# START OF ITEMS

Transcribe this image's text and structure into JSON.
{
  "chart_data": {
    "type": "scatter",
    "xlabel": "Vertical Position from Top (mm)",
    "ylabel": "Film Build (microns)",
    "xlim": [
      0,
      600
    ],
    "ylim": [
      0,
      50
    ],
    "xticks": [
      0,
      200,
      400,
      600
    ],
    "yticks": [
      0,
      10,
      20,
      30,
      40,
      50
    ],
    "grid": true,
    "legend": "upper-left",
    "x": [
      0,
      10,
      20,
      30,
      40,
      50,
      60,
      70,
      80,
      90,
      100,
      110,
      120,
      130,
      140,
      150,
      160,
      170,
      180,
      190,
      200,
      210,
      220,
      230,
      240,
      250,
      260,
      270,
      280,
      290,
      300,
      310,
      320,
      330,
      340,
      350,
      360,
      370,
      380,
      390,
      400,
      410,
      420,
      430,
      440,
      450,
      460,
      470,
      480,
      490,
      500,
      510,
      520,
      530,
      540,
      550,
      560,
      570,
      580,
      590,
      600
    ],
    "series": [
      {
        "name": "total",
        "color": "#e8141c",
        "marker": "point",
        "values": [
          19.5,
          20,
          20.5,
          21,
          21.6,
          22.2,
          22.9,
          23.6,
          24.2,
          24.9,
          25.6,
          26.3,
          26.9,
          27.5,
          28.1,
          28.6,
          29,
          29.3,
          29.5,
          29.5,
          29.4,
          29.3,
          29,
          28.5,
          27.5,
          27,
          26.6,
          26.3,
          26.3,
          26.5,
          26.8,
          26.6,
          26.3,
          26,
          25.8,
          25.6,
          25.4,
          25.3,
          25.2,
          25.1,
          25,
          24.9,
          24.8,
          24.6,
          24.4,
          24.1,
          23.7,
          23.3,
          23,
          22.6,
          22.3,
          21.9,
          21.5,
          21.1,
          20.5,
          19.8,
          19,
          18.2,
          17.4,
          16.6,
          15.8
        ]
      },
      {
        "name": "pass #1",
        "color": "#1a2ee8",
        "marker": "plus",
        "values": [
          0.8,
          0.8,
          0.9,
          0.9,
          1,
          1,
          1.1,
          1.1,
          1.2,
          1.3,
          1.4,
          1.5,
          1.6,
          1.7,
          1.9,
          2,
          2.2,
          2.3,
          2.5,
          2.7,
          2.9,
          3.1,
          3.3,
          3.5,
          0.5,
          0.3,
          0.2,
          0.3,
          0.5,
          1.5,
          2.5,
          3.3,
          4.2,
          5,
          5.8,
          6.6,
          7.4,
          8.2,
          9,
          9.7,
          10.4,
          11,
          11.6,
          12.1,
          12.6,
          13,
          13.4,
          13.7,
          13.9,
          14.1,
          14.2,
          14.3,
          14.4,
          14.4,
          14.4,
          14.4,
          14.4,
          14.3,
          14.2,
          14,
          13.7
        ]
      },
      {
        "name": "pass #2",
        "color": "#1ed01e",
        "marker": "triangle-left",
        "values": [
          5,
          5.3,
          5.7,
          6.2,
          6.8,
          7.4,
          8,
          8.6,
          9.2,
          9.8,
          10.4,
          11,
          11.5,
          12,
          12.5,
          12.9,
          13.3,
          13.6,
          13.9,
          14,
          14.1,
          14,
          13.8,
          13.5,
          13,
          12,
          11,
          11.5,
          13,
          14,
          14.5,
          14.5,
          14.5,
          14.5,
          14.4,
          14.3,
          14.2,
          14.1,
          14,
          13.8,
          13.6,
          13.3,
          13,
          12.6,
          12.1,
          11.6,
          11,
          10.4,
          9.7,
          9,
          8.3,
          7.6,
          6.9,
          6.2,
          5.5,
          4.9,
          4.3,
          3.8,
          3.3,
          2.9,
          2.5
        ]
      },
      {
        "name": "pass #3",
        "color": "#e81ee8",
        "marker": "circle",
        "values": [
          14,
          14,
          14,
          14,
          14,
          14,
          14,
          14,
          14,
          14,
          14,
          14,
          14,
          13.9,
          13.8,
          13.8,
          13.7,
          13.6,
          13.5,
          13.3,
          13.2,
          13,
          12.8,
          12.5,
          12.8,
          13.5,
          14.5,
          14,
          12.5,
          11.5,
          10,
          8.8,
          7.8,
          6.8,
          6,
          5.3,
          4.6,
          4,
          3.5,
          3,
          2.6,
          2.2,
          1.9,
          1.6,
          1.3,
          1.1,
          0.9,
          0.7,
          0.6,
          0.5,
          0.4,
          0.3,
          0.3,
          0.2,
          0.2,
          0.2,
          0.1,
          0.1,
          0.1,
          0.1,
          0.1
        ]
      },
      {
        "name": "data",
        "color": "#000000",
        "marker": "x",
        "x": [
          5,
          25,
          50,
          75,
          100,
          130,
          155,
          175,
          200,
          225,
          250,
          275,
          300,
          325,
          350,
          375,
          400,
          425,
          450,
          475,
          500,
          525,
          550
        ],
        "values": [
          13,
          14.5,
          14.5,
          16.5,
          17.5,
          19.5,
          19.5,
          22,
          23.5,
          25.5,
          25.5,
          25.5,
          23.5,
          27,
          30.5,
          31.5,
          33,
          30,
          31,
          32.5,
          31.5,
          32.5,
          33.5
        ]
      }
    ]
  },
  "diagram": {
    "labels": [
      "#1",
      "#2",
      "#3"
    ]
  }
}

# END OF ITEMS

GIVEN REQUEST: Write out every record shown above, word for word.

RESPONSE TO THIS EXERCISE:
Transcribe this image's text and structure into JSON.
{
  "chart_data": {
    "type": "scatter",
    "xlabel": "Vertical Position from Top (mm)",
    "ylabel": "Film Build (microns)",
    "xlim": [
      0,
      600
    ],
    "ylim": [
      0,
      50
    ],
    "xticks": [
      0,
      200,
      400,
      600
    ],
    "yticks": [
      0,
      10,
      20,
      30,
      40,
      50
    ],
    "grid": true,
    "legend": "upper-left",
    "x": [
      0,
      10,
      20,
      30,
      40,
      50,
      60,
      70,
      80,
      90,
      100,
      110,
      120,
      130,
      140,
      150,
      160,
      170,
      180,
      190,
      200,
      210,
      220,
      230,
      240,
      250,
      260,
      270,
      280,
      290,
      300,
      310,
      320,
      330,
      340,
      350,
      360,
      370,
      380,
      390,
      400,
      410,
      420,
      430,
      440,
      450,
      460,
      470,
      480,
      490,
      500,
      510,
      520,
      530,
      540,
      550,
      560,
      570,
      580,
      590,
      600
    ],
    "series": [
      {
        "name": "total",
        "color": "#e8141c",
        "marker": "point",
        "values": [
          19.5,
          20,
          20.5,
          21,
          21.6,
          22.2,
          22.9,
          23.6,
          24.2,
          24.9,
          25.6,
          26.3,
          26.9,
          27.5,
          28.1,
          28.6,
          29,
          29.3,
          29.5,
          29.5,
          29.4,
          29.3,
          29,
          28.5,
          27.5,
          27,
          26.6,
          26.3,
          26.3,
          26.5,
          26.8,
          26.6,
          26.3,
          26,
          25.8,
          25.6,
          25.4,
          25.3,
          25.2,
          25.1,
          25,
          24.9,
          24.8,
          24.6,
          24.4,
          24.1,
          23.7,
          23.3,
          23,
          22.6,
          22.3,
          21.9,
          21.5,
          21.1,
          20.5,
          19.8,
          19,
          18.2,
          17.4,
          16.6,
          15.8
        ]
      },
      {
        "name": "pass #1",
        "color": "#1a2ee8",
        "marker": "plus",
        "values": [
          0.8,
          0.8,
          0.9,
          0.9,
          1,
          1,
          1.1,
          1.1,
          1.2,
          1.3,
          1.4,
          1.5,
          1.6,
          1.7,
          1.9,
          2,
          2.2,
          2.3,
          2.5,
          2.7,
          2.9,
          3.1,
          3.3,
          3.5,
          0.5,
          0.3,
          0.2,
          0.3,
          0.5,
          1.5,
          2.5,
          3.3,
          4.2,
          5,
          5.8,
          6.6,
          7.4,
          8.2,
          9,
          9.7,
          10.4,
          11,
          11.6,
          12.1,
          12.6,
          13,
          13.4,
          13.7,
          13.9,
          14.1,
          14.2,
          14.3,
          14.4,
          14.4,
          14.4,
          14.4,
          14.4,
          14.3,
          14.2,
          14,
          13.7
        ]
      },
      {
        "name": "pass #2",
        "color": "#1ed01e",
        "marker": "triangle-left",
        "values": [
          5,
          5.3,
          5.7,
          6.2,
          6.8,
          7.4,
          8,
          8.6,
          9.2,
          9.8,
          10.4,
          11,
          11.5,
          12,
          12.5,
          12.9,
          13.3,
          13.6,
          13.9,
          14,
          14.1,
          14,
          13.8,
          13.5,
          13,
          12,
          11,
          11.5,
          13,
          14,
          14.5,
          14.5,
          14.5,
          14.5,
          14.4,
          14.3,
          14.2,
          14.1,
          14,
          13.8,
          13.6,
          13.3,
          13,
          12.6,
          12.1,
          11.6,
          11,
          10.4,
          9.7,
          9,
          8.3,
          7.6,
          6.9,
          6.2,
          5.5,
          4.9,
          4.3,
          3.8,
          3.3,
          2.9,
          2.5
        ]
      },
      {
        "name": "pass #3",
        "color": "#e81ee8",
        "marker": "circle",
        "values": [
          14,
          14,
          14,
          14,
          14,
          14,
          14,
          14,
          14,
          14,
          14,
          14,
          14,
          13.9,
          13.8,
          13.8,
          13.7,
          13.6,
          13.5,
          13.3,
          13.2,
          13,
          12.8,
          12.5,
          12.8,
          13.5,
          14.5,
          14,
          12.5,
          11.5,
          10,
          8.8,
          7.8,
          6.8,
          6,
          5.3,
          4.6,
          4,
          3.5,
          3,
          2.6,
          2.2,
          1.9,
          1.6,
          1.3,
          1.1,
          0.9,
          0.7,
          0.6,
          0.5,
          0.4,
          0.3,
          0.3,
          0.2,
          0.2,
          0.2,
          0.1,
          0.1,
          0.1,
          0.1,
          0.1
        ]
      },
      {
        "name": "data",
        "color": "#000000",
        "marker": "x",
        "x": [
          5,
          25,
          50,
          75,
          100,
          130,
          155,
          175,
          200,
          225,
          250,
          275,
          300,
          325,
          350,
          375,
          400,
          425,
          450,
          475,
          500,
          525,
          550
        ],
        "values": [
          13,
          14.5,
          14.5,
          16.5,
          17.5,
          19.5,
          19.5,
          22,
          23.5,
          25.5,
          25.5,
          25.5,
          23.5,
          27,
          30.5,
          31.5,
          33,
          30,
          31,
          32.5,
          31.5,
          32.5,
          33.5
        ]
      }
    ]
  },
  "diagram": {
    "labels": [
      "#1",
      "#2",
      "#3"
    ]
  }
}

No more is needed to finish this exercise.